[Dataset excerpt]
┌──

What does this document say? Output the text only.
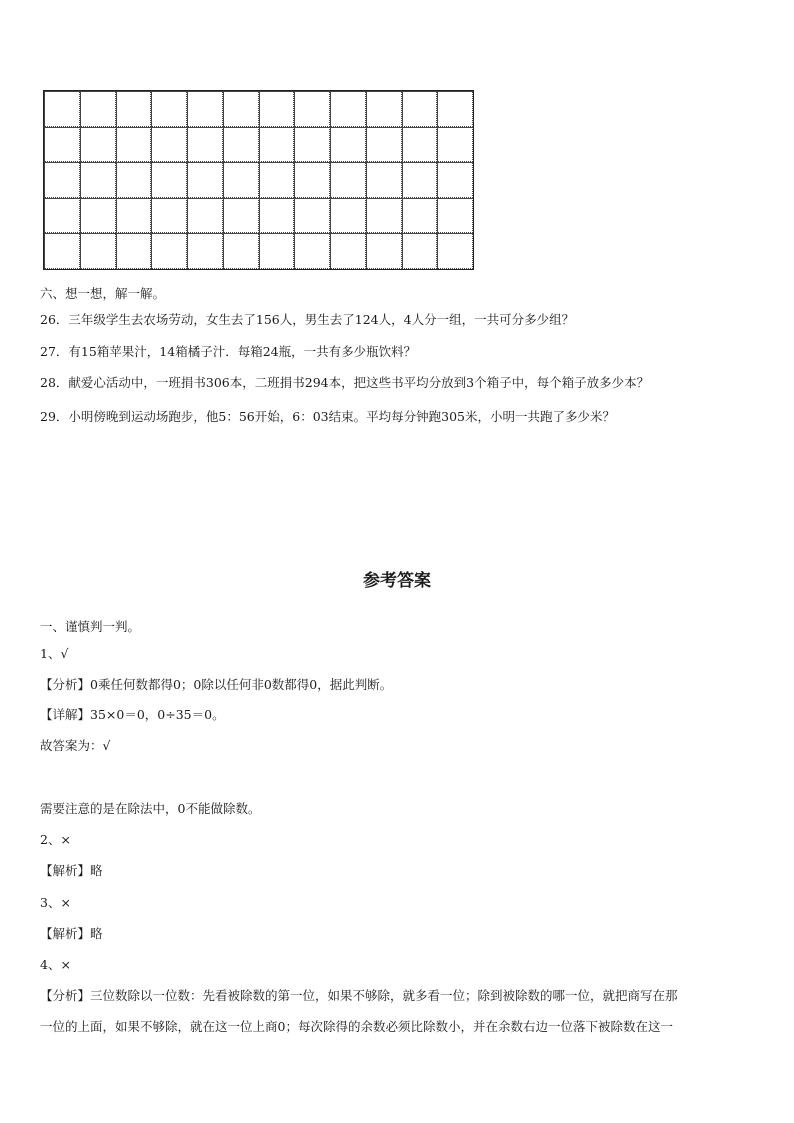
六、想一想，解一解。
26．三年级学生去农场劳动，女生去了156人，男生去了124人，4人分一组，一共可分多少组？
27．有15箱苹果汁，14箱橘子汁．每箱24瓶，一共有多少瓶饮料？
28．献爱心活动中，一班捐书306本，二班捐书294本，把这些书平均分放到3个箱子中，每个箱子放多少本？
29．小明傍晚到运动场跑步，他5：56开始，6：03结束。平均每分钟跑305米，小明一共跑了多少米？
参考答案
一、谨慎判一判。
1、√
【分析】0乘任何数都得0；0除以任何非0数都得0，据此判断。
【详解】35×0＝0，0÷35＝0。
故答案为：√
需要注意的是在除法中，0不能做除数。
2、×
【解析】略
3、×
【解析】略
4、×
【分析】三位数除以一位数：先看被除数的第一位，如果不够除，就多看一位；除到被除数的哪一位，就把商写在那
一位的上面，如果不够除，就在这一位上商0；每次除得的余数必须比除数小，并在余数右边一位落下被除数在这一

└──

The exercise
Each line in the records above should be reproduced exactly; images are not copied.

Problem solution
What does this document say? Output the text only.
六、想一想，解一解。
26．三年级学生去农场劳动，女生去了156人，男生去了124人，4人分一组，一共可分多少组？
27．有15箱苹果汁，14箱橘子汁．每箱24瓶，一共有多少瓶饮料？
28．献爱心活动中，一班捐书306本，二班捐书294本，把这些书平均分放到3个箱子中，每个箱子放多少本？
29．小明傍晚到运动场跑步，他5：56开始，6：03结束。平均每分钟跑305米，小明一共跑了多少米？
参考答案
一、谨慎判一判。
1、√
【分析】0乘任何数都得0；0除以任何非0数都得0，据此判断。
【详解】35×0＝0，0÷35＝0。
故答案为：√
需要注意的是在除法中，0不能做除数。
2、×
【解析】略
3、×
【解析】略
4、×
【分析】三位数除以一位数：先看被除数的第一位，如果不够除，就多看一位；除到被除数的哪一位，就把商写在那
一位的上面，如果不够除，就在这一位上商0；每次除得的余数必须比除数小，并在余数右边一位落下被除数在这一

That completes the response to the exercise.